• **Saved data entries**
#####
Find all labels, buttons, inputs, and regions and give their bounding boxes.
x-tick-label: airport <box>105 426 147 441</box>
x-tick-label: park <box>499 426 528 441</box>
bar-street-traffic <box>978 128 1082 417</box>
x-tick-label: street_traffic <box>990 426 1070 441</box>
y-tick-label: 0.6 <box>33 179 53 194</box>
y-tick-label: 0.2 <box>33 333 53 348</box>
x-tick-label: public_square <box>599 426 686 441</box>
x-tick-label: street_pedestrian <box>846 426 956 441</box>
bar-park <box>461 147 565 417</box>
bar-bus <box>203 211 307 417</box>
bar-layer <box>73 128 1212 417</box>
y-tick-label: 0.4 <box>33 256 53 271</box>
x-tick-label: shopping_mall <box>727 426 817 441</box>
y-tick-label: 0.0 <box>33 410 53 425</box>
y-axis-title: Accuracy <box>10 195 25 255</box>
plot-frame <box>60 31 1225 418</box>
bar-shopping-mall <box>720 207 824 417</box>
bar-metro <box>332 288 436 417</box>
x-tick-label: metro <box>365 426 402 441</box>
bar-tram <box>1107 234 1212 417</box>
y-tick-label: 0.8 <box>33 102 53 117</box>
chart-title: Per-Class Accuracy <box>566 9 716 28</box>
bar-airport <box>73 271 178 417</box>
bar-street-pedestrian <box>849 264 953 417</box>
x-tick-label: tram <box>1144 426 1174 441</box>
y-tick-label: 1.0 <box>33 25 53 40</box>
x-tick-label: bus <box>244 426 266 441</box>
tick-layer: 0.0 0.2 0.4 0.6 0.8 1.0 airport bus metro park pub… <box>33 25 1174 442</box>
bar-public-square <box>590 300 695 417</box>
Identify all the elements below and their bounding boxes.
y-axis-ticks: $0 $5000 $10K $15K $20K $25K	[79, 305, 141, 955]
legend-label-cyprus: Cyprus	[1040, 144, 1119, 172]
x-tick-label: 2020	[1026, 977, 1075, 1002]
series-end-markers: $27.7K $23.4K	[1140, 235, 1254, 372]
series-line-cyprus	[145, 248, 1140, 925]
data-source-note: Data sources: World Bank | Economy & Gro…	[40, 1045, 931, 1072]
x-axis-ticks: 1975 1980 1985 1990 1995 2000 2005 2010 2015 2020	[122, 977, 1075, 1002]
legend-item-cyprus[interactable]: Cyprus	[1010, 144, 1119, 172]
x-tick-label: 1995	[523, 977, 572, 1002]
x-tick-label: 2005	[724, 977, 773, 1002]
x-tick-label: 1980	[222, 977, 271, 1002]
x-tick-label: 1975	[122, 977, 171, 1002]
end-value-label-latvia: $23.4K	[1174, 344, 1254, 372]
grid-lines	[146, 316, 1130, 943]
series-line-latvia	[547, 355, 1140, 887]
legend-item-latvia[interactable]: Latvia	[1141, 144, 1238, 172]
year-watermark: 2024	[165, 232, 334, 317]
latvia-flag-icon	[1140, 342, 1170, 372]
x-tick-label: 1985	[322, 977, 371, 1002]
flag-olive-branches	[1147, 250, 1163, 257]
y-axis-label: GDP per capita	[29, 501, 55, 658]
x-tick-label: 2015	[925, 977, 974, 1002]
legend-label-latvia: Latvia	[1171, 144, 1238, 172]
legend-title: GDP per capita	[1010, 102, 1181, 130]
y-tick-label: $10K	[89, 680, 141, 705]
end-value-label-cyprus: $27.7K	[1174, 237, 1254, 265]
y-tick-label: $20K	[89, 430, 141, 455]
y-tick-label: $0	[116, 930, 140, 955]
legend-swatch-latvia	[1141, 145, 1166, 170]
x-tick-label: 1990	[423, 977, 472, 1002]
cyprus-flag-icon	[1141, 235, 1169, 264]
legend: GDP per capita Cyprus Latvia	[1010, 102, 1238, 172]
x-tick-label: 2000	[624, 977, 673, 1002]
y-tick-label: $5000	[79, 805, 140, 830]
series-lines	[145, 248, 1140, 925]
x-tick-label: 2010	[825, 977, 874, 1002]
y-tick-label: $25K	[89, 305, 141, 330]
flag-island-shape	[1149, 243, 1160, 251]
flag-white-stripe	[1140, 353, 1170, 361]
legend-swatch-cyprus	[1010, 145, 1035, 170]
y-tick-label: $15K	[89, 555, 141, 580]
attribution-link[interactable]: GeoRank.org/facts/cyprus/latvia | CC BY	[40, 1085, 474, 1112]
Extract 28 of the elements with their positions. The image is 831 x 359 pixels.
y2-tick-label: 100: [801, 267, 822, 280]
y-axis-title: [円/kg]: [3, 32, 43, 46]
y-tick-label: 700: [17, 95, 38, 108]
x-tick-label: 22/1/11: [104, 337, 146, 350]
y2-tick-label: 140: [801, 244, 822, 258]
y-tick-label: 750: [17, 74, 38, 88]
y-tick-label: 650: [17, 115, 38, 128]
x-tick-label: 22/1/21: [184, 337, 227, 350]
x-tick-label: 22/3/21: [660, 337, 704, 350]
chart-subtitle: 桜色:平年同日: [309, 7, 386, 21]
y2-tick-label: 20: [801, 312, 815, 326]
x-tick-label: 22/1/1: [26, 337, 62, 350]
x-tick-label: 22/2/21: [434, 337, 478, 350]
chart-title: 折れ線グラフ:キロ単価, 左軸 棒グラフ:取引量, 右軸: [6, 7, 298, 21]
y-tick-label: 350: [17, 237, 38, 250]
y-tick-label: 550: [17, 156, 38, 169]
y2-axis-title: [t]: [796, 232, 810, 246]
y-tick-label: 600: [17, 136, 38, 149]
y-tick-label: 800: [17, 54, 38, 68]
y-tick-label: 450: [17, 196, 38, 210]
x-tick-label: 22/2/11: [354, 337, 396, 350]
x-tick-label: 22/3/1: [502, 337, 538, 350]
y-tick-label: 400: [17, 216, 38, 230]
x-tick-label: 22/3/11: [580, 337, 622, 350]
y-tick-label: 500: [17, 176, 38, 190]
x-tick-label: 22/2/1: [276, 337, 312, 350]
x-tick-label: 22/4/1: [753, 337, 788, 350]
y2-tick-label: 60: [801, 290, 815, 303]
#####
Pull out every row above that contains the string "their", matching case exactly.

Find all labels, buttons, inputs, and regions and give their bounding boxes.
Identify all the elements below and their bounding boxes.
Extract 28 of the elements with their positions. The image is 831 x 359 pixels.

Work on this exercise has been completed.